=== Records for this exercise ===

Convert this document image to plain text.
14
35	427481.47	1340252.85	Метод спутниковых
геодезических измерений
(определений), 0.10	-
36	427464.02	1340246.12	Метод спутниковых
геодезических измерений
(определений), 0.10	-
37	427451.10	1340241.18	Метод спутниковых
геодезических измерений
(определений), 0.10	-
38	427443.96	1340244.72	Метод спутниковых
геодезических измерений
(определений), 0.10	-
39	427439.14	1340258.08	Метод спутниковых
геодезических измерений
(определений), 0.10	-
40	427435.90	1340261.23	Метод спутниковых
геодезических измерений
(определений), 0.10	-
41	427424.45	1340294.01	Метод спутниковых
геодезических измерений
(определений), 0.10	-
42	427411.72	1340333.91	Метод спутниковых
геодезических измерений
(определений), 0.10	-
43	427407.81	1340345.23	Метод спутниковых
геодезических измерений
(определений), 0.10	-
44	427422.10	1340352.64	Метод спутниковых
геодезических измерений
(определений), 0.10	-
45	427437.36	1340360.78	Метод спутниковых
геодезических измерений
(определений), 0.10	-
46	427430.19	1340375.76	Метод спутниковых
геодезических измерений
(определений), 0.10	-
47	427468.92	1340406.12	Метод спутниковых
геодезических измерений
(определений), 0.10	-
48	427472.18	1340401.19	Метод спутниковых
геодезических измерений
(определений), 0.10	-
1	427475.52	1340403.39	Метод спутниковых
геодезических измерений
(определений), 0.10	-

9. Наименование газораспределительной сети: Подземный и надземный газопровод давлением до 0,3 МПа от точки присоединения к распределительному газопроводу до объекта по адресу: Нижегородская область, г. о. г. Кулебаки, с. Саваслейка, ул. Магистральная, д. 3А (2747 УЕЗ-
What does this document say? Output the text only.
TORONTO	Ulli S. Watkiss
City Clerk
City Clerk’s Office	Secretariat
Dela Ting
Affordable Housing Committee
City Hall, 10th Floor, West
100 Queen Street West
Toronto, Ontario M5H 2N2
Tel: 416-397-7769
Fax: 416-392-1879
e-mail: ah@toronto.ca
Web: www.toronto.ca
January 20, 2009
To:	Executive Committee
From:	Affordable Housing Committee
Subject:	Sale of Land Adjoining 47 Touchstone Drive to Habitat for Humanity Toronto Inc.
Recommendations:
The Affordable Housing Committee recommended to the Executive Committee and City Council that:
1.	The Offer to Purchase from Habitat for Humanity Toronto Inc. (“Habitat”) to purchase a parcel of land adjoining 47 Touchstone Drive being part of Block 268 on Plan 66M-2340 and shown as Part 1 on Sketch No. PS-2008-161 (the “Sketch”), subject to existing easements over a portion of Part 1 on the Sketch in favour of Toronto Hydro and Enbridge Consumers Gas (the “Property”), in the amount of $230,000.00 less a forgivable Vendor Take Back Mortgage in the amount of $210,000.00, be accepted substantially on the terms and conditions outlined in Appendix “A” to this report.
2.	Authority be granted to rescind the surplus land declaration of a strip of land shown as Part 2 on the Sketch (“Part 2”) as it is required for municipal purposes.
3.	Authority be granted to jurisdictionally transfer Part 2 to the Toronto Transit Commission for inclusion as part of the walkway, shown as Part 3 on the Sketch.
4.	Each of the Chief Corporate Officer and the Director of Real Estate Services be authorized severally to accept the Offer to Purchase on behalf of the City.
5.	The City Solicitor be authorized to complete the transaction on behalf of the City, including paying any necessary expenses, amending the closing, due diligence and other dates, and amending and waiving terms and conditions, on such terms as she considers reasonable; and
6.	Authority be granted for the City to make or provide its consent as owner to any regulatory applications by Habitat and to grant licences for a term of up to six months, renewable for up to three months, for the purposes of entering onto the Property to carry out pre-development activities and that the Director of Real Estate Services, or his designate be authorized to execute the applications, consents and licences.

===

- _Instructions to follow_:
Check each line of the data above for the word "that", then state how many lines have it. Give the number alone.

- _Final answer_:
2